I would like each line of the data that holds the word "kallare" copied out.

Exercise data —
○ ○ ○ ○

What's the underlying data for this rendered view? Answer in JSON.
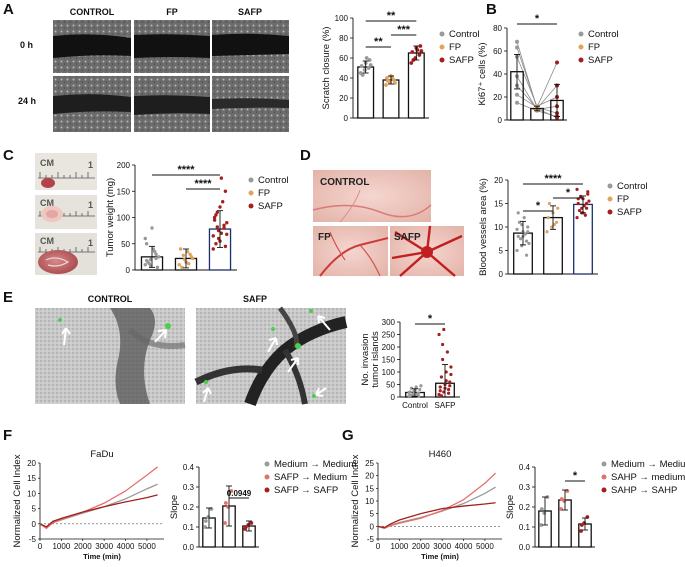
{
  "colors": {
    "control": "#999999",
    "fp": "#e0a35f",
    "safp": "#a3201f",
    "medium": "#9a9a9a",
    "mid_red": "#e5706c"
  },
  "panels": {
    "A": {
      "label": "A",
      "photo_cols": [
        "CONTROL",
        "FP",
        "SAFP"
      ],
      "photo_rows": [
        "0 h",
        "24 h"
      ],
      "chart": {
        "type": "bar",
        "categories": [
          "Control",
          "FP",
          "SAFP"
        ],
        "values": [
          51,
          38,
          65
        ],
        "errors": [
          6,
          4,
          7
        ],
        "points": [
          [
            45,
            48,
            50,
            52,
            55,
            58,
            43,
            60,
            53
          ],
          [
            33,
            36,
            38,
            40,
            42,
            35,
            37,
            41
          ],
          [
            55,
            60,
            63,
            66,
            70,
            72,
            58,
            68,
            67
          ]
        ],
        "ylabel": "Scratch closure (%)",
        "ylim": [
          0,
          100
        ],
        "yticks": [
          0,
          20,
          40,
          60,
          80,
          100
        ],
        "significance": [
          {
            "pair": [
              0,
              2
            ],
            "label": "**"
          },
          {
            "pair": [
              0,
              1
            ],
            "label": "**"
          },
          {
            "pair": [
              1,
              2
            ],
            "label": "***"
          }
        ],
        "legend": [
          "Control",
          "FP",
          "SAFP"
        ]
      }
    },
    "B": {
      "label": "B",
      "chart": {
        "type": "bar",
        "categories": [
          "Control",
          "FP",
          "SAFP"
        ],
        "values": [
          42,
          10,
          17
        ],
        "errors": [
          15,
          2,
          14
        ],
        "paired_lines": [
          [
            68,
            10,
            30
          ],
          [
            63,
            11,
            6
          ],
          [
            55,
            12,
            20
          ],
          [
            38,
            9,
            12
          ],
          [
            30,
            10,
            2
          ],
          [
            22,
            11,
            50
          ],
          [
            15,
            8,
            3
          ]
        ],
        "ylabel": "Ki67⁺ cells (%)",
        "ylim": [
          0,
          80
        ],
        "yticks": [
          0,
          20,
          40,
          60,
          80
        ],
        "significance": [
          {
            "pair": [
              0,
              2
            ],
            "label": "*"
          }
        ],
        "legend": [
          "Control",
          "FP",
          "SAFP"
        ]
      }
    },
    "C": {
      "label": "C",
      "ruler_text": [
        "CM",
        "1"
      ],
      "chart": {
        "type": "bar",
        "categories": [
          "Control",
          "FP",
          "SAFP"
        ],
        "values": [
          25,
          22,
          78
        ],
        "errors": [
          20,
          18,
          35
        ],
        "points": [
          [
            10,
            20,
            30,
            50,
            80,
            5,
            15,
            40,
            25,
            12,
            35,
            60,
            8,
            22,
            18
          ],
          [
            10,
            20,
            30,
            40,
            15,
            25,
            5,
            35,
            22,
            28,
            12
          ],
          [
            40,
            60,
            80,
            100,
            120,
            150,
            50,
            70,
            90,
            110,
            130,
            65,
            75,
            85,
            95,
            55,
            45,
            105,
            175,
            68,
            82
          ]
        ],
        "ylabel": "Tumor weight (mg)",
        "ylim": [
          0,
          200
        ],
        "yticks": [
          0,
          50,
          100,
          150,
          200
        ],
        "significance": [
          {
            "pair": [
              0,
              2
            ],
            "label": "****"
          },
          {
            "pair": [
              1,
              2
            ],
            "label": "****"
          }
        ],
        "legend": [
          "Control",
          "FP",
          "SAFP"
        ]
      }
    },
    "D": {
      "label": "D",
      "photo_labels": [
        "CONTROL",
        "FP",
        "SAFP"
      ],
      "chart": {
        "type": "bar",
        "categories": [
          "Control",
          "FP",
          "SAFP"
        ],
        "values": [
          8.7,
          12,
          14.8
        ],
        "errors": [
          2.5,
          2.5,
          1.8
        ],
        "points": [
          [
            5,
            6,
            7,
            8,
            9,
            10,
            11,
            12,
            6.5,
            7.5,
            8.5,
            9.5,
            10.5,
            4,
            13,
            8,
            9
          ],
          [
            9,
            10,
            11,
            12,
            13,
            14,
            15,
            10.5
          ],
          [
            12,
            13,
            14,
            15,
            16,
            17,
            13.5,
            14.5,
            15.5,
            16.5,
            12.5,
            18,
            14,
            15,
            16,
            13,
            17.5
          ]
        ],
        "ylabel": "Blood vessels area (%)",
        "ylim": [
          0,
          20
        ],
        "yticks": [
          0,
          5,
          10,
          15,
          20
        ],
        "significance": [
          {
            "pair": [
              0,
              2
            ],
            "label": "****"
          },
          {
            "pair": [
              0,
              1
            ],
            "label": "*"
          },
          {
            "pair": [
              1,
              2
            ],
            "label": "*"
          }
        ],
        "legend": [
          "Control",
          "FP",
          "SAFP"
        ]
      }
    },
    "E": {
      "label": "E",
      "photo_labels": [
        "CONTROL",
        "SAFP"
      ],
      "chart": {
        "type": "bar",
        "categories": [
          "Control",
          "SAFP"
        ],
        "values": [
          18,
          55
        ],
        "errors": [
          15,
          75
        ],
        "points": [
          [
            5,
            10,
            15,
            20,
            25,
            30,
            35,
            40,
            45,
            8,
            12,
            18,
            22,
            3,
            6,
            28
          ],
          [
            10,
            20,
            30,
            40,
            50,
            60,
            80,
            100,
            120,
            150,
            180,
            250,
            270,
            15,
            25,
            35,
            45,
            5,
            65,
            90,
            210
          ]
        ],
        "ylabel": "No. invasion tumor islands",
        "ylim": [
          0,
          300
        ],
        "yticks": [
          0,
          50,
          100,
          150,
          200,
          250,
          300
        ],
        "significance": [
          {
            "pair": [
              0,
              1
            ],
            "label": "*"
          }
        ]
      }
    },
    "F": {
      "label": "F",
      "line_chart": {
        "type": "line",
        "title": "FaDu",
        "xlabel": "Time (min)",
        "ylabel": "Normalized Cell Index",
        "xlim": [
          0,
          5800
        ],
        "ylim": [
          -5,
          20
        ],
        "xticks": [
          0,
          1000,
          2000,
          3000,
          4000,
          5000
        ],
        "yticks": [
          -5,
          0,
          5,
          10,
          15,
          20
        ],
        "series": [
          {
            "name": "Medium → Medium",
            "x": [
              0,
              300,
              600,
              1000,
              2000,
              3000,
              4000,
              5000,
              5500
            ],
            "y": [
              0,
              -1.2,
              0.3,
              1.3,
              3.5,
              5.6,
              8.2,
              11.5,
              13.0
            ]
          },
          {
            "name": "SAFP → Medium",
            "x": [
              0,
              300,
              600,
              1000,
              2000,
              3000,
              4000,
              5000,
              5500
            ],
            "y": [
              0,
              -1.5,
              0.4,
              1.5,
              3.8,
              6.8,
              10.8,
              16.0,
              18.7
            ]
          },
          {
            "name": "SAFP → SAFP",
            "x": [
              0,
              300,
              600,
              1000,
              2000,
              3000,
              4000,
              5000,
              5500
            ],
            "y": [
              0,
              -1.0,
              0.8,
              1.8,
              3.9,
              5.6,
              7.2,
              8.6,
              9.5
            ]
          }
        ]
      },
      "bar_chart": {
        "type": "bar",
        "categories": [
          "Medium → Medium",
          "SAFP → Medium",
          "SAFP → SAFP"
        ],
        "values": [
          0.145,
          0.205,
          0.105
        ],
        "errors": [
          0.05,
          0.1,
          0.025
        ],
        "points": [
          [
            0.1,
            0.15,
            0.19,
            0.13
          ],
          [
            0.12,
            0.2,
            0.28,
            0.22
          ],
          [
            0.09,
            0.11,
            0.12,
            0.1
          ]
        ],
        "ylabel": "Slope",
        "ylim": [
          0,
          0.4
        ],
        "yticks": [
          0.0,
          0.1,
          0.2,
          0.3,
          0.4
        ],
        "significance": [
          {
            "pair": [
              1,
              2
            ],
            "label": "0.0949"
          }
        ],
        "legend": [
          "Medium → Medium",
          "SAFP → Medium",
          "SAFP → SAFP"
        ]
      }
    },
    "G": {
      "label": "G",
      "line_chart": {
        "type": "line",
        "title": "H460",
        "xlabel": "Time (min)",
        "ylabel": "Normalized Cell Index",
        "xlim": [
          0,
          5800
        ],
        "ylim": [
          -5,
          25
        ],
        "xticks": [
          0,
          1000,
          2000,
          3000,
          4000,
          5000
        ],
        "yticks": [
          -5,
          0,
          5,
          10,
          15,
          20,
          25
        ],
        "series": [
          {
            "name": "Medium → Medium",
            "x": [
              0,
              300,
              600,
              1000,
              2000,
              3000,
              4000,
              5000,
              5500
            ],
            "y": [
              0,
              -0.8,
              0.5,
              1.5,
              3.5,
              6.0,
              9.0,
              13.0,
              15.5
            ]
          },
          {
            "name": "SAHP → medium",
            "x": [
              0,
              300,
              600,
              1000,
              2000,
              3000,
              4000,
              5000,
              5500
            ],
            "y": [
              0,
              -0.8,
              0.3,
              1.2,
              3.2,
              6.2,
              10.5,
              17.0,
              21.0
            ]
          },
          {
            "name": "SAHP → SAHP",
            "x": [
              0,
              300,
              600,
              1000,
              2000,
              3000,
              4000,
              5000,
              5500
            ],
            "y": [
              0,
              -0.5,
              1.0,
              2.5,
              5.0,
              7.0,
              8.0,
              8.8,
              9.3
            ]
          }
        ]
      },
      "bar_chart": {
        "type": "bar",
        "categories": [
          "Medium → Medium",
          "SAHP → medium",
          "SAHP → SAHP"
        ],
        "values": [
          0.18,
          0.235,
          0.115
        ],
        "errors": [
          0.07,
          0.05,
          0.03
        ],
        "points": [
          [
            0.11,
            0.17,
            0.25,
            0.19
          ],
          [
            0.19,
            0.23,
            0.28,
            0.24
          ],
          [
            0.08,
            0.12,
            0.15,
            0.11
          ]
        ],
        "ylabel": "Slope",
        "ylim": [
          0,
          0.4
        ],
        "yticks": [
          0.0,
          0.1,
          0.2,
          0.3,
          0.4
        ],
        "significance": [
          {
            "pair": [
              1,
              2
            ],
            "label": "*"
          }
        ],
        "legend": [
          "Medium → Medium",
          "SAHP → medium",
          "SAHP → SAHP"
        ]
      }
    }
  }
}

○ ○ ○ ○

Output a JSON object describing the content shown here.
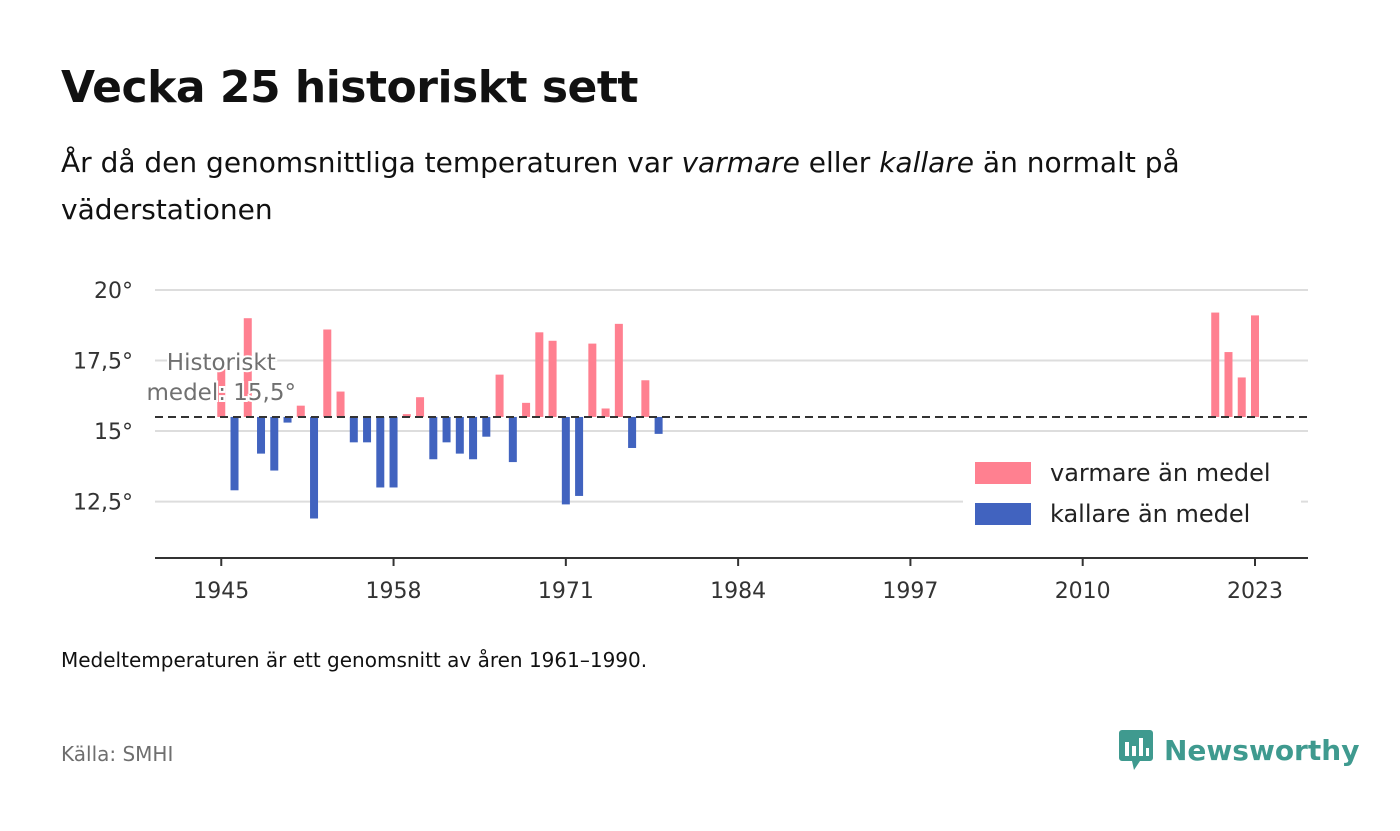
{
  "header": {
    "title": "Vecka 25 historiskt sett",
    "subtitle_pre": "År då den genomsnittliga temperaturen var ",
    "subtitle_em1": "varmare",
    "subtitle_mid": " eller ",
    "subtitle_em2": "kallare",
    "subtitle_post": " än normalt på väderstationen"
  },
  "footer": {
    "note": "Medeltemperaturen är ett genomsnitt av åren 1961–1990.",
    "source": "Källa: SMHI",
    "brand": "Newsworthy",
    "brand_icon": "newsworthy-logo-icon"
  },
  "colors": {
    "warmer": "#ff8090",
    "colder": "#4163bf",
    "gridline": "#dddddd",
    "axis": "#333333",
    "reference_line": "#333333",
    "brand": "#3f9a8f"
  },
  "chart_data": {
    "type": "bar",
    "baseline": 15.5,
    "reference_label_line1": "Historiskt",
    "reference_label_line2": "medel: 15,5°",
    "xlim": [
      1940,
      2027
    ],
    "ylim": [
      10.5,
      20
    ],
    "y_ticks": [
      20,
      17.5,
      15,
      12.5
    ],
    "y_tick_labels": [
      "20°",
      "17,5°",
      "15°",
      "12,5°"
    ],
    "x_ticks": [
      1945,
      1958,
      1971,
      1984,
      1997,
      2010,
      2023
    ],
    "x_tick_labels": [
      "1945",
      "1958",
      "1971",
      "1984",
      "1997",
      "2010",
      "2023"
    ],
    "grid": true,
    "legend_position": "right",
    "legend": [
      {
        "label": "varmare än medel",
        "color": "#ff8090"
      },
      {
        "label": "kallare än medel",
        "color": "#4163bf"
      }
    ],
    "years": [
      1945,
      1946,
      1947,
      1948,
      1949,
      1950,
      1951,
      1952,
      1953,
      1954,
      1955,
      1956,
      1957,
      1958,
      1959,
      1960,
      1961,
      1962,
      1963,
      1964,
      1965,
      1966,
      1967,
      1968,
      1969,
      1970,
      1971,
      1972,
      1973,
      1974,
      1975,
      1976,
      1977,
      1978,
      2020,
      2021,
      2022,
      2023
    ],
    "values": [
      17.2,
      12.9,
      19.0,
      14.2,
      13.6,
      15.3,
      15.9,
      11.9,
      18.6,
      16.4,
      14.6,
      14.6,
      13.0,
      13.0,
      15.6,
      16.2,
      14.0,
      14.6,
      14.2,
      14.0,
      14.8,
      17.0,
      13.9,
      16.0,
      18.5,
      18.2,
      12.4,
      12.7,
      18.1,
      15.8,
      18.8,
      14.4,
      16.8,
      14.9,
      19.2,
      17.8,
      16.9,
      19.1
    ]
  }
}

○ ○ ○ ○

Problem solution —
    "subtitle_em2": "kallare",
        "label": "kallare än medel",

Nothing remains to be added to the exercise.